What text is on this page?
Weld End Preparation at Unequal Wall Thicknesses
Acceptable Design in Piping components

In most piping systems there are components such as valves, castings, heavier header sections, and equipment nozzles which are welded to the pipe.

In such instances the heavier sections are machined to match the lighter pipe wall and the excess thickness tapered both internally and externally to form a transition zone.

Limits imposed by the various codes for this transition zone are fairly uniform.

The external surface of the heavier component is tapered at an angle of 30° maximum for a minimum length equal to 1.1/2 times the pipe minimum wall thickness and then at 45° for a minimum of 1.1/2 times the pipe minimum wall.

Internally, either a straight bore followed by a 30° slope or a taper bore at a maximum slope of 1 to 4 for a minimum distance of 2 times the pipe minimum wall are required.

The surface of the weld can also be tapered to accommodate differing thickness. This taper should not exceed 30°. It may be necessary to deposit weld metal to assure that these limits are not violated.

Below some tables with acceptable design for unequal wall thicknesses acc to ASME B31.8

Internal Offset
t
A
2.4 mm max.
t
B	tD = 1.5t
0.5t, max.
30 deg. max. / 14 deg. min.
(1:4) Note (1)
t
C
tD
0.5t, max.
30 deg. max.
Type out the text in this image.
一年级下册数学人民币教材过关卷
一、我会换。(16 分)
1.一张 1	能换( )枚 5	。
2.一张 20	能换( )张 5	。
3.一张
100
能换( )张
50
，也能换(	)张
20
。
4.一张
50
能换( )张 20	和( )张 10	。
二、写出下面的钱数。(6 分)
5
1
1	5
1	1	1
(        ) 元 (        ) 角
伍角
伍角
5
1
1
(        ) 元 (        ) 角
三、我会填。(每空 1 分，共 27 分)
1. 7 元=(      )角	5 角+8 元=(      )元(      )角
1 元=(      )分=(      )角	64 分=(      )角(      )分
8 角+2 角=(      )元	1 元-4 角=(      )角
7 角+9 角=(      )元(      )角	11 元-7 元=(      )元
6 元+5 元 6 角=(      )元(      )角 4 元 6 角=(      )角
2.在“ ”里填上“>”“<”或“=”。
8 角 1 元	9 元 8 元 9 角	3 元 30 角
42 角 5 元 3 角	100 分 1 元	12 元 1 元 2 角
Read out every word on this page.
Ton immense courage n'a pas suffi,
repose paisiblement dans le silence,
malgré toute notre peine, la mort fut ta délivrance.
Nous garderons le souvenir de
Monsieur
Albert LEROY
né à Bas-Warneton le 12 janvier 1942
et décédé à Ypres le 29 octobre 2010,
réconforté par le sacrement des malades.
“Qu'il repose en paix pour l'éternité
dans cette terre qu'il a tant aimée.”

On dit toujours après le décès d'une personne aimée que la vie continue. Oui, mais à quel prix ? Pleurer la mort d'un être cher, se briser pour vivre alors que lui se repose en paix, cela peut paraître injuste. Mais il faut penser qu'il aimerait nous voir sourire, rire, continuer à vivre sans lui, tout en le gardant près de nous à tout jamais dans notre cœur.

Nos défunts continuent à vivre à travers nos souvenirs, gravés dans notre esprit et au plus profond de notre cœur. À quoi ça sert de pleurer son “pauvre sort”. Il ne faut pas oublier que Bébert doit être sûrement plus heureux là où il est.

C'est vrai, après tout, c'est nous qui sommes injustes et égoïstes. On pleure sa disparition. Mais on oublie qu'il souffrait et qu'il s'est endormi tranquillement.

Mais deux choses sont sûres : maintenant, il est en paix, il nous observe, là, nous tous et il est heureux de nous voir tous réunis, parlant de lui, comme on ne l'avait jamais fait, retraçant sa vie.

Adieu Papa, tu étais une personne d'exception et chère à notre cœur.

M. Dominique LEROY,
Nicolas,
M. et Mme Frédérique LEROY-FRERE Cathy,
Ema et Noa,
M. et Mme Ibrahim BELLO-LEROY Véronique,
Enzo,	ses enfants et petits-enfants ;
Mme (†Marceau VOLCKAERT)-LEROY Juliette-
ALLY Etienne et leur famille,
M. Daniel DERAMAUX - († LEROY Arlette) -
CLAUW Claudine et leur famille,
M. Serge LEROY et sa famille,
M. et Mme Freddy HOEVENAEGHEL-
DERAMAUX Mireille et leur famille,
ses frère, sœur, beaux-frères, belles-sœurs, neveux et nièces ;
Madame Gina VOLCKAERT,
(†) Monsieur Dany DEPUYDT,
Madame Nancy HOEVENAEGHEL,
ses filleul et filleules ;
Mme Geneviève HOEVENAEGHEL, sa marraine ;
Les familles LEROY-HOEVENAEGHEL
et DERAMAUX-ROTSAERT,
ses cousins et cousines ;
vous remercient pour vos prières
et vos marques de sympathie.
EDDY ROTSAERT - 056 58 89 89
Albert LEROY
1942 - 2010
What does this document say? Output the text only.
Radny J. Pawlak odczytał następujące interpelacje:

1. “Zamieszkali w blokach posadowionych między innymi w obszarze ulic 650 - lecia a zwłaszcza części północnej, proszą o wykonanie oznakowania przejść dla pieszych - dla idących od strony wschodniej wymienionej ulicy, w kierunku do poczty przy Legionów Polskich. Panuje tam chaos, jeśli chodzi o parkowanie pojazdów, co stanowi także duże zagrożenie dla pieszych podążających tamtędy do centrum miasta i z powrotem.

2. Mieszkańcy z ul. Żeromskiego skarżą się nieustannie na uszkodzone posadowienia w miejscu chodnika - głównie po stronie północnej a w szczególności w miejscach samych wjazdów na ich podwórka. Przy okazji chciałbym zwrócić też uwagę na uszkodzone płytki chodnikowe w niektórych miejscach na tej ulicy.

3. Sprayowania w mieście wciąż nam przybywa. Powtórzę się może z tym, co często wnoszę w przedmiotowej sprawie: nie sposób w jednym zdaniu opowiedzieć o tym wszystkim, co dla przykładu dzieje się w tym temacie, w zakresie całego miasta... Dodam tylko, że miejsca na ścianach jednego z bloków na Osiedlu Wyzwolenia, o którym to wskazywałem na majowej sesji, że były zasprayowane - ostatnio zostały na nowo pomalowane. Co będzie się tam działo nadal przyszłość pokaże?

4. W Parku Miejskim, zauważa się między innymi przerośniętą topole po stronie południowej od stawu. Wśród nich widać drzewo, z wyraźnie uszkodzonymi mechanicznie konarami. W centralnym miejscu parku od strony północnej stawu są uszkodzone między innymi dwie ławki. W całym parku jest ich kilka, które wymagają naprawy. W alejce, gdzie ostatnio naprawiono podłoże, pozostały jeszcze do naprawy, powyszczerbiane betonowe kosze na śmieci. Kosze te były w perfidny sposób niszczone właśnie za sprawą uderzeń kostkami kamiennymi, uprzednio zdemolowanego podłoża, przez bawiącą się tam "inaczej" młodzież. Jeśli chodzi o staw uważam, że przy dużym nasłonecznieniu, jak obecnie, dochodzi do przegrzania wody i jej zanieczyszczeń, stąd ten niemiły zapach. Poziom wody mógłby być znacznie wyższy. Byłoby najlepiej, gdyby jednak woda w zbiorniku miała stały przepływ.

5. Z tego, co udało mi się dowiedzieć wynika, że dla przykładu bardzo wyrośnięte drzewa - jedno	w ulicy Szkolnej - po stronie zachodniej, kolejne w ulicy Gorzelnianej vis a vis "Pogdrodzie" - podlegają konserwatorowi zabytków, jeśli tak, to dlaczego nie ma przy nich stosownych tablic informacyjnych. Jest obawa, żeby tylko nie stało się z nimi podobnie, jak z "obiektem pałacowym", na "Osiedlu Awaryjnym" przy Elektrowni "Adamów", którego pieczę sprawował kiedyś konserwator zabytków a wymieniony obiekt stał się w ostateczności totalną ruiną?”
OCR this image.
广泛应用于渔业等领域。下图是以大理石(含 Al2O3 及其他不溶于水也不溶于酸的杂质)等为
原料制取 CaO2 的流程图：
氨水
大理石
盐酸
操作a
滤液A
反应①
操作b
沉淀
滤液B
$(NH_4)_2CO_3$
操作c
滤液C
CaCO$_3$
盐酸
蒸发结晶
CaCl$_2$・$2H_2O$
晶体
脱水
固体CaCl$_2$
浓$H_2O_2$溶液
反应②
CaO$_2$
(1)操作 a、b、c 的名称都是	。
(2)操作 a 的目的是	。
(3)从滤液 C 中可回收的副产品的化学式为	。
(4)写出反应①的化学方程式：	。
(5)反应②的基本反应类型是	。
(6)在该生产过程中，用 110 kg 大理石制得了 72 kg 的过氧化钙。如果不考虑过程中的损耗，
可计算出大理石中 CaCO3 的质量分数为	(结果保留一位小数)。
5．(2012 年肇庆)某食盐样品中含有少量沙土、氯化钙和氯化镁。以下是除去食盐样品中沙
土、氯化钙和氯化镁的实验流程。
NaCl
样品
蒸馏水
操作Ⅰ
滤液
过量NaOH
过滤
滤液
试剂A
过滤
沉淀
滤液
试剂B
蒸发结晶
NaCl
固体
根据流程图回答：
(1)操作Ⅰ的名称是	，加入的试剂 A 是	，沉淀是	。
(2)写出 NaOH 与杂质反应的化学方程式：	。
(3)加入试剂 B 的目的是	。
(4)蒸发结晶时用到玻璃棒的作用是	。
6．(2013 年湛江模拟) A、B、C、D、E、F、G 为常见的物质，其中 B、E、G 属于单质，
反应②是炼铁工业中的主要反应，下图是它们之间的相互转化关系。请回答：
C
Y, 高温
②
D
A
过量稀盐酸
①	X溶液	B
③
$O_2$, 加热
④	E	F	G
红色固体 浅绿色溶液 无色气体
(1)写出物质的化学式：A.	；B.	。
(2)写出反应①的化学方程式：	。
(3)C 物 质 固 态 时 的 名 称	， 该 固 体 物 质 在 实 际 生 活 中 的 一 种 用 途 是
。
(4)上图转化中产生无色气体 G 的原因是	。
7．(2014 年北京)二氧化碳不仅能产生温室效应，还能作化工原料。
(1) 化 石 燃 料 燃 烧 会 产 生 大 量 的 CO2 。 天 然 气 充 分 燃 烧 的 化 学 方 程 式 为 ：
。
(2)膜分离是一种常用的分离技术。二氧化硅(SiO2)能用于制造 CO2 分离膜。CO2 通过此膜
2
# # # #
State the number of lines in the preceding entries that include the word "image". Provide nothing else.

2